- **Exercise brief**
Sift the listing for lines that hold the string "language" and pull them out.

────────────────────

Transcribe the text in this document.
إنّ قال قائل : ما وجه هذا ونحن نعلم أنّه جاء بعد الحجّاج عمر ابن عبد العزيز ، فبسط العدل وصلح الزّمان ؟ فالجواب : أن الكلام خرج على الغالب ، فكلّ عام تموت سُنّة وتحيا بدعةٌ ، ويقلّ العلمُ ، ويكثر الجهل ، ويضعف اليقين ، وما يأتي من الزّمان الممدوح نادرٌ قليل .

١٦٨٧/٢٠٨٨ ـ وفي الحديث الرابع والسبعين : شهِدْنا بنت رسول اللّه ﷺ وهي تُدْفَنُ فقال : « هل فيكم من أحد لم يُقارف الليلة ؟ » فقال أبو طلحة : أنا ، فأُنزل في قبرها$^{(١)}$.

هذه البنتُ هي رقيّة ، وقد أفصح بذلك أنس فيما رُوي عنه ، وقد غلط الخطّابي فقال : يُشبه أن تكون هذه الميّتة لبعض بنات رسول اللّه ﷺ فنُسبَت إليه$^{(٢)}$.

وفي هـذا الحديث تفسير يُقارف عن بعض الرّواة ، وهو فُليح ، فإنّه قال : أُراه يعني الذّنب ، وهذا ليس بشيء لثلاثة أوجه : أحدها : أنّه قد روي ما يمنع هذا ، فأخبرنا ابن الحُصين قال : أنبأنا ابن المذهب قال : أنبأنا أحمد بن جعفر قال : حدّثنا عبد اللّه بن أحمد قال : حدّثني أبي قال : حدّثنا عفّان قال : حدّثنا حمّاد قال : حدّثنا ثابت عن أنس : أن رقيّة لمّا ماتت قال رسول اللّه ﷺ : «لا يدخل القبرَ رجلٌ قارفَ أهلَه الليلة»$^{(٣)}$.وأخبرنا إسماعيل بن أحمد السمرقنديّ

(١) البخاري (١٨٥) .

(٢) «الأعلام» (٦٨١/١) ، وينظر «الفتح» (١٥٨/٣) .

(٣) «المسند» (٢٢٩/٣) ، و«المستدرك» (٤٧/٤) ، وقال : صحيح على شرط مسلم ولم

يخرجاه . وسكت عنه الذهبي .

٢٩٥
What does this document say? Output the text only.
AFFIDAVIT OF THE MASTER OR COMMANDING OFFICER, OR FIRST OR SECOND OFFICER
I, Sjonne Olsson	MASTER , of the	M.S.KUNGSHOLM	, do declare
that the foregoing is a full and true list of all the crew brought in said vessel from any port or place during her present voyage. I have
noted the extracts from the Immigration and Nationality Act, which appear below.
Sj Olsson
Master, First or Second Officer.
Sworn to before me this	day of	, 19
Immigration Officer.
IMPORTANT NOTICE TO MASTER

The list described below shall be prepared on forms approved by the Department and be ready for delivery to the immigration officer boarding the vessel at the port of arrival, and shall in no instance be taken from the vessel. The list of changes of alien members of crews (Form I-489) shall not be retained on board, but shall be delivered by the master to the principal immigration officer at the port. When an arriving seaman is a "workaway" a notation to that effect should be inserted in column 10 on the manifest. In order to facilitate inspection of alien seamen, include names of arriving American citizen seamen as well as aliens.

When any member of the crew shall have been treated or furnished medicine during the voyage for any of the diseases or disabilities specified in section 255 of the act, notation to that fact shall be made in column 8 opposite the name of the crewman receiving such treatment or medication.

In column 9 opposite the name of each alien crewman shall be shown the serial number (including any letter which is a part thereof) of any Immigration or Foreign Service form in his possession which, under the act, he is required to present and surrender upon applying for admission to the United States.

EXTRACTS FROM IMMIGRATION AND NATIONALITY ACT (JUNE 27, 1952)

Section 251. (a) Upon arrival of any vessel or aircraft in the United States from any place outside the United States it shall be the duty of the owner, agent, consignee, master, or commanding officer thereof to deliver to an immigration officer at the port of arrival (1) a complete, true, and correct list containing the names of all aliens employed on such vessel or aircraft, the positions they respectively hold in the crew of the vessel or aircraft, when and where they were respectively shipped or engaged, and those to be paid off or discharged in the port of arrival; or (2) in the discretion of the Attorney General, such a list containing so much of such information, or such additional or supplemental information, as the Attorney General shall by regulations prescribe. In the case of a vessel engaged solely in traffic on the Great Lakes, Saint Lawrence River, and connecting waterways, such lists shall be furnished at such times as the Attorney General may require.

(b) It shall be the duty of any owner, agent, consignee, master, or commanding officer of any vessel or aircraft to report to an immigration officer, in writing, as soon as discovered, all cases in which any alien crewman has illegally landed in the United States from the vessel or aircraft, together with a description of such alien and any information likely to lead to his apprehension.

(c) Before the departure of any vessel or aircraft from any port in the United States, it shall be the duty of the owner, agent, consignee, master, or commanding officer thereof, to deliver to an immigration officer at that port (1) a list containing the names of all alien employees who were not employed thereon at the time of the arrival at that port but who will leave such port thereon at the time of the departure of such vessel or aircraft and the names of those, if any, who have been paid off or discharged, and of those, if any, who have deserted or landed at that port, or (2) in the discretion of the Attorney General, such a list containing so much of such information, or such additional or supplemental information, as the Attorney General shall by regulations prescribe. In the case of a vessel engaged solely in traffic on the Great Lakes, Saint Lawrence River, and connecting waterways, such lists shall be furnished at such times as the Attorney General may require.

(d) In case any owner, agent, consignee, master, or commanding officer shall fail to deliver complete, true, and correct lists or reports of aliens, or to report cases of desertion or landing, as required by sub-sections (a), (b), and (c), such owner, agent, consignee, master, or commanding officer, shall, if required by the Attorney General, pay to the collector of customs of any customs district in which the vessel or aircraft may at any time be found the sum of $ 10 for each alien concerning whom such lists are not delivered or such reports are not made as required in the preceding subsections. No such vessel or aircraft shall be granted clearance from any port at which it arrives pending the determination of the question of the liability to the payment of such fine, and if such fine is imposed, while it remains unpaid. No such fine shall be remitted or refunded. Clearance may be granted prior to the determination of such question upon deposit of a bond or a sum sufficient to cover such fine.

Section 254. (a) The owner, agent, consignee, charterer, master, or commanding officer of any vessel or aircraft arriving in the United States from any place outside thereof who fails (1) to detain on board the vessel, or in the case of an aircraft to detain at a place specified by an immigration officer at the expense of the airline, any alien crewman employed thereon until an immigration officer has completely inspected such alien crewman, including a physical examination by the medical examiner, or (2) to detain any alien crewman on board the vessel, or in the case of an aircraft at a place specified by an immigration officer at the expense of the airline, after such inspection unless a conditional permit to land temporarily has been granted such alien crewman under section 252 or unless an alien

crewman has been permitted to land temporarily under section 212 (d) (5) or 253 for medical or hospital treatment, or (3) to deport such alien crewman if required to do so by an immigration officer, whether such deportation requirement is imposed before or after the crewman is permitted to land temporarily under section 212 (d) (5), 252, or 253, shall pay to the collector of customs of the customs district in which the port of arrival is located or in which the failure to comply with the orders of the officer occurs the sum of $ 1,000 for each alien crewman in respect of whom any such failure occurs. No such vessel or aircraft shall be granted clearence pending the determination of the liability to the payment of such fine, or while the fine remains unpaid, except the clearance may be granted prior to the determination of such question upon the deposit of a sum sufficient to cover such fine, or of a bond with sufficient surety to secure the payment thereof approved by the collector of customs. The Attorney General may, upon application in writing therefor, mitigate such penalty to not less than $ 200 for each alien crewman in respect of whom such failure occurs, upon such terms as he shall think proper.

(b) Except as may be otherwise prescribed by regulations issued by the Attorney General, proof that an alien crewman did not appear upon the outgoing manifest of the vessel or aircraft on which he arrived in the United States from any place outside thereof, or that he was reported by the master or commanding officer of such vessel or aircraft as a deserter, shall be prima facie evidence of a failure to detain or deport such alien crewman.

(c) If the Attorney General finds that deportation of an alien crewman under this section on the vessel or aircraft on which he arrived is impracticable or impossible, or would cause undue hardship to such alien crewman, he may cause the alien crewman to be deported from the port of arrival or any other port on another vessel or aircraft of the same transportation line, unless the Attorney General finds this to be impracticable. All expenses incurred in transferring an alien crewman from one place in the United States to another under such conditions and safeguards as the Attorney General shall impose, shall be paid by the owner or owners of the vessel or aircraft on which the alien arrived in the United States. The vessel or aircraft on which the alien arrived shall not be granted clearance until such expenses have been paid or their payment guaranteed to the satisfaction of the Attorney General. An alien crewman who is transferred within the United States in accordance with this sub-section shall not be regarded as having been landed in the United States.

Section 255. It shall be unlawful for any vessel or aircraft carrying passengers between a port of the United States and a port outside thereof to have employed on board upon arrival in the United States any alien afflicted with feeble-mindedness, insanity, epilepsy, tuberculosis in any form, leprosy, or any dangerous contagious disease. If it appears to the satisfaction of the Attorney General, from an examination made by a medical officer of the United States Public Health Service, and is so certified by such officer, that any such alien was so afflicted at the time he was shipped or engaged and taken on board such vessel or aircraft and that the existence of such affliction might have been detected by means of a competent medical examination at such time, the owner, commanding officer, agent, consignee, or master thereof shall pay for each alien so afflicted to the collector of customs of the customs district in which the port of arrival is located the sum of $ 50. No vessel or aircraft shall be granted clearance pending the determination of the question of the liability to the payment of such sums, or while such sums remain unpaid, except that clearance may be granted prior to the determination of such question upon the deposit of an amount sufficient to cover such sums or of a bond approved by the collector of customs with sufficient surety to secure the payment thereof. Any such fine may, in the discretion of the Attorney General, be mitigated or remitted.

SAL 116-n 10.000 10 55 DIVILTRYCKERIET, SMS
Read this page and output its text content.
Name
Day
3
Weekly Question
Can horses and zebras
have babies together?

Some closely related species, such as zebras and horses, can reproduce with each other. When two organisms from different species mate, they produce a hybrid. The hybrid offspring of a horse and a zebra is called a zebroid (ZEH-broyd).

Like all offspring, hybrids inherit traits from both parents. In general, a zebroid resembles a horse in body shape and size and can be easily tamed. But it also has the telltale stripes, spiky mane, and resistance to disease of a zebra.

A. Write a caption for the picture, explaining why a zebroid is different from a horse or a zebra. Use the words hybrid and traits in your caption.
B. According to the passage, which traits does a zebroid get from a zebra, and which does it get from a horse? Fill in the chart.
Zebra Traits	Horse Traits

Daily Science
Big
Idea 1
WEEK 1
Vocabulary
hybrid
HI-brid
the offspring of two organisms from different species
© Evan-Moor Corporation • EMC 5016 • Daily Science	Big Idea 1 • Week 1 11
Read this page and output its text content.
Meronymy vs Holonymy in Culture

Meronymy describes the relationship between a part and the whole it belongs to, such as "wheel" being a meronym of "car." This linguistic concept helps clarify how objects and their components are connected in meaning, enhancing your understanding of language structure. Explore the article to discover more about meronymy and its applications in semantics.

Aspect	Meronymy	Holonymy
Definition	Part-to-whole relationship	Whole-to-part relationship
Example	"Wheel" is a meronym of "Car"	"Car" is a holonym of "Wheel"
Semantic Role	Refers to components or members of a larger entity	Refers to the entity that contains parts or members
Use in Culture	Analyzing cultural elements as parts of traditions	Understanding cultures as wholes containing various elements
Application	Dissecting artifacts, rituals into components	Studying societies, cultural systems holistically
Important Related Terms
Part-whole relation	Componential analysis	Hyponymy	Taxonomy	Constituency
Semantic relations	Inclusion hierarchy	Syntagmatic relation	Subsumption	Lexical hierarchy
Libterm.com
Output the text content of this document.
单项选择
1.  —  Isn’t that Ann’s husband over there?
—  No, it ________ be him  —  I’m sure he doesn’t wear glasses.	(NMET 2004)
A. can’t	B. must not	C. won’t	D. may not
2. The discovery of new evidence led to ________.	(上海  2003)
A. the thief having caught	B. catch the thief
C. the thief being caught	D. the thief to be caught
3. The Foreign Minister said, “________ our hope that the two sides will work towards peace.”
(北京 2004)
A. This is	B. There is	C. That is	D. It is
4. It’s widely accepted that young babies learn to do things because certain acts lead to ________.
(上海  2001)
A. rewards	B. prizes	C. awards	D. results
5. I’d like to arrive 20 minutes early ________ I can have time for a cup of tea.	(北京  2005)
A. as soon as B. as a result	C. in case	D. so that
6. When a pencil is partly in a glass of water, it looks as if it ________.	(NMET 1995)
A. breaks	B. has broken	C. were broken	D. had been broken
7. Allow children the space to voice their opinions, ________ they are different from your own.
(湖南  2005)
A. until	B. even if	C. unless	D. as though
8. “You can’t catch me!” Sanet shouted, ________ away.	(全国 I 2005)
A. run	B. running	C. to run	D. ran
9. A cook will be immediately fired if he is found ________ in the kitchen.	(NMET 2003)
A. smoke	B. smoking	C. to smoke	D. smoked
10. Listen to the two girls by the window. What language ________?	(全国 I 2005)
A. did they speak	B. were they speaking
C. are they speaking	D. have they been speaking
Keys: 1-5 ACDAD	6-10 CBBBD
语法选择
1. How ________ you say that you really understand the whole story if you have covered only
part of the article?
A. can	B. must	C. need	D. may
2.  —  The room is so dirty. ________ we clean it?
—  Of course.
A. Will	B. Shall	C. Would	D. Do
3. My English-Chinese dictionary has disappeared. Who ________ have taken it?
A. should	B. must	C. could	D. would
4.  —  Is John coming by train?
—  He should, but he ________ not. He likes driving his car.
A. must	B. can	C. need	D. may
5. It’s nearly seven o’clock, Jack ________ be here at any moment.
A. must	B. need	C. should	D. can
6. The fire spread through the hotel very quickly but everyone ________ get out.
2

────────────────────

- **Solution**
Meronymy describes the relationship between a part and the whole it belongs to, such as "wheel" being a meronym of "car." This linguistic concept helps clarify how objects and their components are connected in meaning, enhancing your understanding of language structure. Explore the article to discover more about meronymy and its applications in semantics.
10. Listen to the two girls by the window. What language ________?	(全国 I 2005)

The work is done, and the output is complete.